§ DATA TO USE
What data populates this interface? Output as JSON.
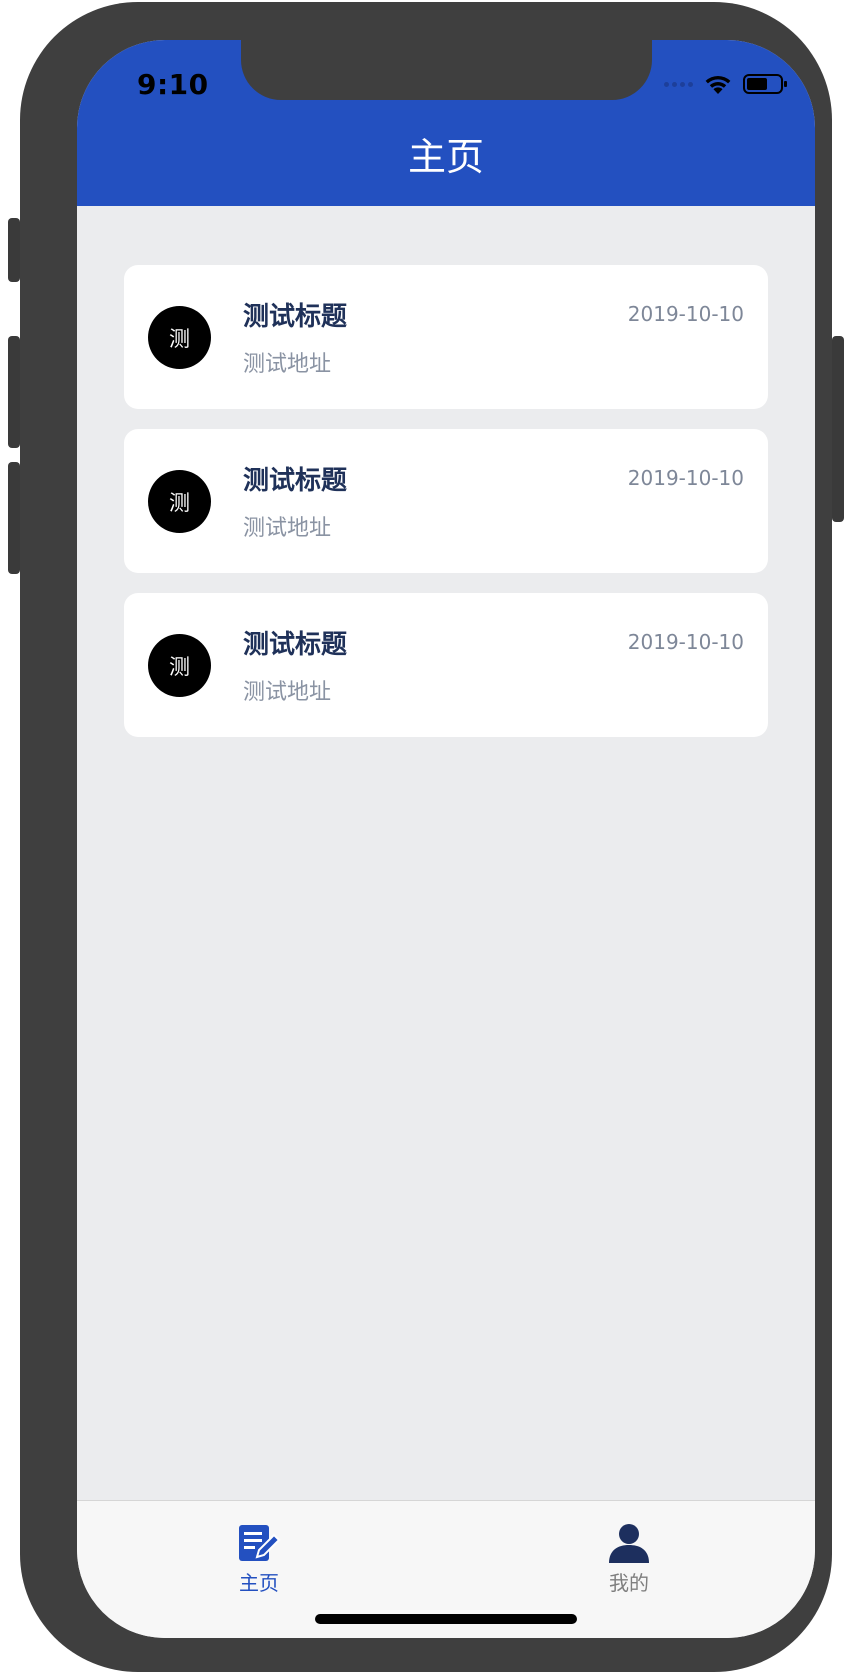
{
  "status_bar": {
    "time": "9:10",
    "wifi_icon": "wifi-icon",
    "battery_icon": "battery-icon"
  },
  "header": {
    "title": "主页"
  },
  "list": {
    "items": [
      {
        "avatar_text": "测",
        "title": "测试标题",
        "date": "2019-10-10",
        "subtitle": "测试地址"
      },
      {
        "avatar_text": "测",
        "title": "测试标题",
        "date": "2019-10-10",
        "subtitle": "测试地址"
      },
      {
        "avatar_text": "测",
        "title": "测试标题",
        "date": "2019-10-10",
        "subtitle": "测试地址"
      }
    ]
  },
  "tabbar": {
    "home": {
      "label": "主页",
      "icon": "edit-note-icon",
      "active": true
    },
    "mine": {
      "label": "我的",
      "icon": "user-icon",
      "active": false
    }
  },
  "colors": {
    "primary": "#2350c0",
    "background": "#ebecee",
    "card": "#ffffff",
    "title_text": "#1f3159",
    "secondary_text": "#8a93a3",
    "tab_inactive": "#7f7f7f"
  }
}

§ SHORT EXERCISE
Make an exact copy of the data, leaving its pictures out.

§ FINAL RESULT
What data populates this interface? Output as JSON.
{
  "status_bar": {
    "time": "9:10",
    "wifi_icon": "wifi-icon",
    "battery_icon": "battery-icon"
  },
  "header": {
    "title": "主页"
  },
  "list": {
    "items": [
      {
        "avatar_text": "测",
        "title": "测试标题",
        "date": "2019-10-10",
        "subtitle": "测试地址"
      },
      {
        "avatar_text": "测",
        "title": "测试标题",
        "date": "2019-10-10",
        "subtitle": "测试地址"
      },
      {
        "avatar_text": "测",
        "title": "测试标题",
        "date": "2019-10-10",
        "subtitle": "测试地址"
      }
    ]
  },
  "tabbar": {
    "home": {
      "label": "主页",
      "icon": "edit-note-icon",
      "active": true
    },
    "mine": {
      "label": "我的",
      "icon": "user-icon",
      "active": false
    }
  },
  "colors": {
    "primary": "#2350c0",
    "background": "#ebecee",
    "card": "#ffffff",
    "title_text": "#1f3159",
    "secondary_text": "#8a93a3",
    "tab_inactive": "#7f7f7f"
  }
}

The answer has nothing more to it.